:: Aim of the exercise ::
Report the count of lines below that include "Email", without any other text.

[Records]

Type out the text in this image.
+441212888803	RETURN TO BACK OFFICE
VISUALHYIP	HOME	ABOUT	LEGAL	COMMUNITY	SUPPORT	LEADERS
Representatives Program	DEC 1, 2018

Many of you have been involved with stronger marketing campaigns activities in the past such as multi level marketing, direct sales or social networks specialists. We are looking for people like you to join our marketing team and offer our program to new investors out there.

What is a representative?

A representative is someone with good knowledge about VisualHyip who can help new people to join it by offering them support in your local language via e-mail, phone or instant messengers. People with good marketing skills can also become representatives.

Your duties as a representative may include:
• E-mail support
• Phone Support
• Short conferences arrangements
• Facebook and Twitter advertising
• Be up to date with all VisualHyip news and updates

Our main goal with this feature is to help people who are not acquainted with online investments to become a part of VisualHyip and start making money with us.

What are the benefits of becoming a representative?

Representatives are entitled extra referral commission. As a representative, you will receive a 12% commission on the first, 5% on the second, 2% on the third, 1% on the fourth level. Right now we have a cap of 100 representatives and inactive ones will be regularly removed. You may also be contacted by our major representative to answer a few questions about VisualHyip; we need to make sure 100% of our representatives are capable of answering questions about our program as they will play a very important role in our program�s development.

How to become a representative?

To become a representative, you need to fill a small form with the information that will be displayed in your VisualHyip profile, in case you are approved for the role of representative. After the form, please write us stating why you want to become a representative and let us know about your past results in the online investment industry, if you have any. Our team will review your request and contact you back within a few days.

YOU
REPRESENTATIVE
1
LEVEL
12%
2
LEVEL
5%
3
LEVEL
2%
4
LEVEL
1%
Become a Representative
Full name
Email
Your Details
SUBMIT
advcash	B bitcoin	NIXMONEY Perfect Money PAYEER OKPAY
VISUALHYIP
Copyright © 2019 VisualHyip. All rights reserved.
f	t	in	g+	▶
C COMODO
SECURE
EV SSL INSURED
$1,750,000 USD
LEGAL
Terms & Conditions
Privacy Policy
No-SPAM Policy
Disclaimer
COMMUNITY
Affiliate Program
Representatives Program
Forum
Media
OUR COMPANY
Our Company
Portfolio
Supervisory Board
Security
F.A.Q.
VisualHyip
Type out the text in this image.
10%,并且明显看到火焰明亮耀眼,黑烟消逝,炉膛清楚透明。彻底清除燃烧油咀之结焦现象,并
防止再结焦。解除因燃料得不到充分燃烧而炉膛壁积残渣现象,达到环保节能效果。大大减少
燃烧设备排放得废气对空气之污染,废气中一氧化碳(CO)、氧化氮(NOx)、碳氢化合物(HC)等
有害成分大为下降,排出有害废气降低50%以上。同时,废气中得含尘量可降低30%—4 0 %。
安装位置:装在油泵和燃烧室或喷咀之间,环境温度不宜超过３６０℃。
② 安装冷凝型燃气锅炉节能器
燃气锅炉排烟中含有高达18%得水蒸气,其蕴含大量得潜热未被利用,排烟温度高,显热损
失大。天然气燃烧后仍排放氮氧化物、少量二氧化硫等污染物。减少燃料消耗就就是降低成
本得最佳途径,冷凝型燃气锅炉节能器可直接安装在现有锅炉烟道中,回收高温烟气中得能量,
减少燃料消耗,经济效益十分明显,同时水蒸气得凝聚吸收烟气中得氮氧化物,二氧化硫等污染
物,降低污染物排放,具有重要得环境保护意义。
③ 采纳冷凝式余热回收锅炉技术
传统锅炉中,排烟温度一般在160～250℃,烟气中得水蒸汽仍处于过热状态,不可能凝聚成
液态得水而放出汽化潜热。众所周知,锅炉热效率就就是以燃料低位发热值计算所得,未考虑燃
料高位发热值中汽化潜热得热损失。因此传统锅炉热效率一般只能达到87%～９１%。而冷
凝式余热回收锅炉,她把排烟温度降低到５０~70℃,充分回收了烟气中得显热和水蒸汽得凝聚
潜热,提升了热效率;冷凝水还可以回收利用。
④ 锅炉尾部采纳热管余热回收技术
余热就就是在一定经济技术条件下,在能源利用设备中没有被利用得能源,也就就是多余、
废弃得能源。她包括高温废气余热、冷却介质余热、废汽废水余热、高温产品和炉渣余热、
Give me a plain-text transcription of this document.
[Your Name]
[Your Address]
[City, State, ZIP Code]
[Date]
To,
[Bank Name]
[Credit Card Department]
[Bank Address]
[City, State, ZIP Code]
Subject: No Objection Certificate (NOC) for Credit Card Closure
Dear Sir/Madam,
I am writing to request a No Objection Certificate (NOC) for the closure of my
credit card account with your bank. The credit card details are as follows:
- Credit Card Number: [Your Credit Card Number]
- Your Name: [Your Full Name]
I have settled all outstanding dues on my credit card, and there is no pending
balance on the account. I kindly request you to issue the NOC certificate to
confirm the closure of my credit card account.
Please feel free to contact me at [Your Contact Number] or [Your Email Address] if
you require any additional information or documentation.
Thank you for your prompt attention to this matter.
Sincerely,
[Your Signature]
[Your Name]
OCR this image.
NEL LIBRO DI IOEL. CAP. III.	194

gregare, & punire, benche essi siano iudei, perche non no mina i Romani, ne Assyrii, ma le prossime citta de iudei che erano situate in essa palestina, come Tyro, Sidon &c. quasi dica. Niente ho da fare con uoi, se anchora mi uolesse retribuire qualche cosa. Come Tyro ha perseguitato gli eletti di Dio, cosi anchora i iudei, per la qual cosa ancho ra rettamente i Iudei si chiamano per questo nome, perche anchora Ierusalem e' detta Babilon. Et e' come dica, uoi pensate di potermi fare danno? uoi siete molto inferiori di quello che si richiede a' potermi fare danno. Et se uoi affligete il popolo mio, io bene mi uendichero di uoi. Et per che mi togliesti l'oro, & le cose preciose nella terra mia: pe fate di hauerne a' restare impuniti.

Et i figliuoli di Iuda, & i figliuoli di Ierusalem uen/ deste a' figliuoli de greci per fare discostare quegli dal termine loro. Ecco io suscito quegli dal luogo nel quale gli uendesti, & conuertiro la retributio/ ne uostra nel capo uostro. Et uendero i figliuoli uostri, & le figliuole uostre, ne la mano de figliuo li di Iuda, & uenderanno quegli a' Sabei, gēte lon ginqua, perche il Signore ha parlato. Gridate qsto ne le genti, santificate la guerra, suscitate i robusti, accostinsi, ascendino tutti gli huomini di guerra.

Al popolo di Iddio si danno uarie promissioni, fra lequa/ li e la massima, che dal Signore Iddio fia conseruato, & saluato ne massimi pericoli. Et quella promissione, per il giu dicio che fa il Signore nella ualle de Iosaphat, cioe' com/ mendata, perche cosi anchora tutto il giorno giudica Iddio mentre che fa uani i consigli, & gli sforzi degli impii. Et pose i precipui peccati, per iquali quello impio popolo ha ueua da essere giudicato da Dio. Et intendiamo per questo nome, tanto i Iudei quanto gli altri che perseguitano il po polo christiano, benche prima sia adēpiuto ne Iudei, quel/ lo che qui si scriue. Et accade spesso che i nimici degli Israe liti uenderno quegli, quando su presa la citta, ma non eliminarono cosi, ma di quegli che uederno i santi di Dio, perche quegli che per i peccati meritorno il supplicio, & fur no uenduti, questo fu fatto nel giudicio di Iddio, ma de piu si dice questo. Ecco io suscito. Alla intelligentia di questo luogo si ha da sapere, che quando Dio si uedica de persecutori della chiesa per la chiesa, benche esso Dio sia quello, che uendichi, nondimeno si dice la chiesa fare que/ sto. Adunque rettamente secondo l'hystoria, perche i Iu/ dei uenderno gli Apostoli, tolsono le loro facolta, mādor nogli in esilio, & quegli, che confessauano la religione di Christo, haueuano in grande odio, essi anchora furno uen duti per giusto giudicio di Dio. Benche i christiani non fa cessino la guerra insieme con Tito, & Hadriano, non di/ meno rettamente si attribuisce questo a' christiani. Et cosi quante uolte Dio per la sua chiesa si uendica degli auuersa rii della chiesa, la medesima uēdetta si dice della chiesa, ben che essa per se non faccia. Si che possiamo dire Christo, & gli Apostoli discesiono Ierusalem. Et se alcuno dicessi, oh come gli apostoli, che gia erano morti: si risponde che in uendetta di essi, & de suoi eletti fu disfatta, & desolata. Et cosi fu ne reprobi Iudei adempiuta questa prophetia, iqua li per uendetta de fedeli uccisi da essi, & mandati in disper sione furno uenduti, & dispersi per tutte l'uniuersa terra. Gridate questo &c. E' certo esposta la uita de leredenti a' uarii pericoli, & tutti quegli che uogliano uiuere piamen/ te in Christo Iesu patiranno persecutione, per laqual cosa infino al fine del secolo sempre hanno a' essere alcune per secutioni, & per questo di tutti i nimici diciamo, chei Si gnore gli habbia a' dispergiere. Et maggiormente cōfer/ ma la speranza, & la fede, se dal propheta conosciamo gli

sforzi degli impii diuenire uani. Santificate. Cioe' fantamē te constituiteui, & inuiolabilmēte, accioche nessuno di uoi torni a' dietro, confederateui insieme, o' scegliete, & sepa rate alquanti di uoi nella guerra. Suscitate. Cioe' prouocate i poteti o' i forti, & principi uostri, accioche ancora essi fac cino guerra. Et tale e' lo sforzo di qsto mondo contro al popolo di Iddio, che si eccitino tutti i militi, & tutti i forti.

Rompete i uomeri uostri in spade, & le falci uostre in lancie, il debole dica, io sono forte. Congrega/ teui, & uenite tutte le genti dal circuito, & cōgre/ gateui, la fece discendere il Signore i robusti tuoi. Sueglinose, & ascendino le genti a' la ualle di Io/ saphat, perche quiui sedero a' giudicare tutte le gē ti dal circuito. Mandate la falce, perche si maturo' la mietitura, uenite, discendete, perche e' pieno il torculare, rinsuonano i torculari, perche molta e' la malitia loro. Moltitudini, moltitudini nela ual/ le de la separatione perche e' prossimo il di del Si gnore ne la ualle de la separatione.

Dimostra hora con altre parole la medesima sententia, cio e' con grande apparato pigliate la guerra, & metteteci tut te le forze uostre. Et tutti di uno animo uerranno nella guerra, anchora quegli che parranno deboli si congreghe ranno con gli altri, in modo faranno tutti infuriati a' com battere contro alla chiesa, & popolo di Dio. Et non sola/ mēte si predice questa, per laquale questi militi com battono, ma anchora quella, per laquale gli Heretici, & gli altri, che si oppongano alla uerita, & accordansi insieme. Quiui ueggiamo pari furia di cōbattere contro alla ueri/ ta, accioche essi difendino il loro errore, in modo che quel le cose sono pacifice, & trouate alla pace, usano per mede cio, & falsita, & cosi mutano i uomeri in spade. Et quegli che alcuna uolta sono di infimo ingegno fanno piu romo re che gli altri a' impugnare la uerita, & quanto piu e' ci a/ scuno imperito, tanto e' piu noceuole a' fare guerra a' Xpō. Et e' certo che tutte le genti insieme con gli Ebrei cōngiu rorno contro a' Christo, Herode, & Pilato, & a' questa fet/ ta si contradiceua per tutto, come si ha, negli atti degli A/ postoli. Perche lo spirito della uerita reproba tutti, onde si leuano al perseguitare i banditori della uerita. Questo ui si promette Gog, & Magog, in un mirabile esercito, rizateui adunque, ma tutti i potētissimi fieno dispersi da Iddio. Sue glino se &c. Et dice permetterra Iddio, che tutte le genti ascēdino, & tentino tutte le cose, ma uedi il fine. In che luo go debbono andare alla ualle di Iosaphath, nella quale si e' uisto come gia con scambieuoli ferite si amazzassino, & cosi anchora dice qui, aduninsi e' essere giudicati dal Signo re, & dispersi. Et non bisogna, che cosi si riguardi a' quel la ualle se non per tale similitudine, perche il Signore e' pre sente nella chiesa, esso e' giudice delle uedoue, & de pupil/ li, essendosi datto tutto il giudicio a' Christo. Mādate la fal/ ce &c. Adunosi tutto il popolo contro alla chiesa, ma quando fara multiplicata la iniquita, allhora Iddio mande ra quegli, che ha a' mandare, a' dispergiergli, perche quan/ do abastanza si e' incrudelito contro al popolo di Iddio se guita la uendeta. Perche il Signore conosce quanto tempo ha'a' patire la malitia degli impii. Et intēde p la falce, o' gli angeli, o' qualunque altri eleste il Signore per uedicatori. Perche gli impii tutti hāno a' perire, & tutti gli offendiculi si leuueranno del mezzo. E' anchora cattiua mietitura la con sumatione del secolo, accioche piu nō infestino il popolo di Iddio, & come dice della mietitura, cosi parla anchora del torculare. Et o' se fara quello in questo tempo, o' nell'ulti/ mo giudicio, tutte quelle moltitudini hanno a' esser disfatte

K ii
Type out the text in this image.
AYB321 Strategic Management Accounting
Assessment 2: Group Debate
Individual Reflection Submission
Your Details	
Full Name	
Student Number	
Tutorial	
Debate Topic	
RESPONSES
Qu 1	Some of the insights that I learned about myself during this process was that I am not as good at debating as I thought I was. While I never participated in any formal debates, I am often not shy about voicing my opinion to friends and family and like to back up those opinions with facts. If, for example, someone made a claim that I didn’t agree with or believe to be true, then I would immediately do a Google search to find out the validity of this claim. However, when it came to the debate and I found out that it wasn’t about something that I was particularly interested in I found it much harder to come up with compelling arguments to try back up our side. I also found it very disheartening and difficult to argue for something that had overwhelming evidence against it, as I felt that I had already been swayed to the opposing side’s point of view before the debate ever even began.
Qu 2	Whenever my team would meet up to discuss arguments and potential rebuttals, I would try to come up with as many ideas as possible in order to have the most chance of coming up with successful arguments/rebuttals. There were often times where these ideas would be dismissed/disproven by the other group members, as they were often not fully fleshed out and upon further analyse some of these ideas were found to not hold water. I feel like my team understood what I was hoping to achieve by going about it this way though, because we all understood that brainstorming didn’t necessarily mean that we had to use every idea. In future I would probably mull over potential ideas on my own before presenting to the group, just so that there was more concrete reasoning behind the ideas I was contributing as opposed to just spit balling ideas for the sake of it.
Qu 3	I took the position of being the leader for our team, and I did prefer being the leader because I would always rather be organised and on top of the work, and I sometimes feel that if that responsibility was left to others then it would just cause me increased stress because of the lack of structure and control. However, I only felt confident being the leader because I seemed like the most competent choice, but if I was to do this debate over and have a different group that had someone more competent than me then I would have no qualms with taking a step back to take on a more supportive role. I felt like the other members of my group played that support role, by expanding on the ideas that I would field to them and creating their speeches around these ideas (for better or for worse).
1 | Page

:: Correct result ::
2